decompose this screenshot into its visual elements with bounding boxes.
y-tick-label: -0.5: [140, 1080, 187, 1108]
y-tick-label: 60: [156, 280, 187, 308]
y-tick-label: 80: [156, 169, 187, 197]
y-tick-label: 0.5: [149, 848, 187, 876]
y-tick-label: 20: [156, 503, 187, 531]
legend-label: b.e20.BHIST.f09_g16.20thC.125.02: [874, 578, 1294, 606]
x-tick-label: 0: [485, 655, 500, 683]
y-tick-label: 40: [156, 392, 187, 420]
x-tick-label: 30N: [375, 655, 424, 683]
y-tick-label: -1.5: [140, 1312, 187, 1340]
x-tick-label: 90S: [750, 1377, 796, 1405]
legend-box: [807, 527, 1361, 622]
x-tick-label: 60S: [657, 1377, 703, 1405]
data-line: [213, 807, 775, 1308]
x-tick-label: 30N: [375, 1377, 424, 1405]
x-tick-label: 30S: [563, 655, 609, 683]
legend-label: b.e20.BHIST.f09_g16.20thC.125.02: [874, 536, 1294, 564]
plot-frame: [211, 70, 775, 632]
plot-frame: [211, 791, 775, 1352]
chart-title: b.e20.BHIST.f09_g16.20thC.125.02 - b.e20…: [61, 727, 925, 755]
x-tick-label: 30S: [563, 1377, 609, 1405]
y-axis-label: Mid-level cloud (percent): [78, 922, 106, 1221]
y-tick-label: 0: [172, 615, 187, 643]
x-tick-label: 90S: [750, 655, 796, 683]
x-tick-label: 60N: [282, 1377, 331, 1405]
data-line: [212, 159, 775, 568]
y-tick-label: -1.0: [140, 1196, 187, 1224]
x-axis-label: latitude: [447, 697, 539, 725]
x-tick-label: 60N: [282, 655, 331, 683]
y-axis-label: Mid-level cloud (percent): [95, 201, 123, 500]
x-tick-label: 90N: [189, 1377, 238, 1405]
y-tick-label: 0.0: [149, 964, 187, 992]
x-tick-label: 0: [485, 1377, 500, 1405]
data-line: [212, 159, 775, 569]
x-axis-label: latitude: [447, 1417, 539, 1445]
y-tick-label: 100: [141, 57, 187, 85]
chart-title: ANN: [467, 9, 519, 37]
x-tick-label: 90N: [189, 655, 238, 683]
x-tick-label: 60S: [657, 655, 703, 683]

---+---

▶ What you need to do:
Please format every line of the material above as a JSON list of strings, one string per line, leaving out any blank lines.

▶ Answer to this exercise:
[
  "decompose this screenshot into its visual elements with bounding boxes.",
  "y-tick-label: -0.5: [140, 1080, 187, 1108]",
  "y-tick-label: 60: [156, 280, 187, 308]",
  "y-tick-label: 80: [156, 169, 187, 197]",
  "y-tick-label: 0.5: [149, 848, 187, 876]",
  "y-tick-label: 20: [156, 503, 187, 531]",
  "legend-label: b.e20.BHIST.f09_g16.20thC.125.02: [874, 578, 1294, 606]",
  "x-tick-label: 0: [485, 655, 500, 683]",
  "y-tick-label: 40: [156, 392, 187, 420]",
  "x-tick-label: 30N: [375, 655, 424, 683]",
  "y-tick-label: -1.5: [140, 1312, 187, 1340]",
  "x-tick-label: 90S: [750, 1377, 796, 1405]",
  "legend-box: [807, 527, 1361, 622]",
  "x-tick-label: 60S: [657, 1377, 703, 1405]",
  "data-line: [213, 807, 775, 1308]",
  "x-tick-label: 30N: [375, 1377, 424, 1405]",
  "x-tick-label: 30S: [563, 655, 609, 683]",
  "legend-label: b.e20.BHIST.f09_g16.20thC.125.02: [874, 536, 1294, 564]",
  "plot-frame: [211, 70, 775, 632]",
  "plot-frame: [211, 791, 775, 1352]",
  "chart-title: b.e20.BHIST.f09_g16.20thC.125.02 - b.e20…: [61, 727, 925, 755]",
  "x-tick-label: 30S: [563, 1377, 609, 1405]",
  "y-axis-label: Mid-level cloud (percent): [78, 922, 106, 1221]",
  "y-tick-label: 0: [172, 615, 187, 643]",
  "x-tick-label: 90S: [750, 655, 796, 683]",
  "x-tick-label: 60N: [282, 1377, 331, 1405]",
  "data-line: [212, 159, 775, 568]",
  "y-tick-label: -1.0: [140, 1196, 187, 1224]",
  "x-axis-label: latitude: [447, 697, 539, 725]",
  "x-tick-label: 60N: [282, 655, 331, 683]",
  "y-axis-label: Mid-level cloud (percent): [95, 201, 123, 500]",
  "x-tick-label: 90N: [189, 1377, 238, 1405]",
  "y-tick-label: 0.0: [149, 964, 187, 992]",
  "x-tick-label: 0: [485, 1377, 500, 1405]",
  "data-line: [212, 159, 775, 569]",
  "x-axis-label: latitude: [447, 1417, 539, 1445]",
  "y-tick-label: 100: [141, 57, 187, 85]",
  "chart-title: ANN: [467, 9, 519, 37]",
  "x-tick-label: 90N: [189, 655, 238, 683]",
  "x-tick-label: 60S: [657, 655, 703, 683]"
]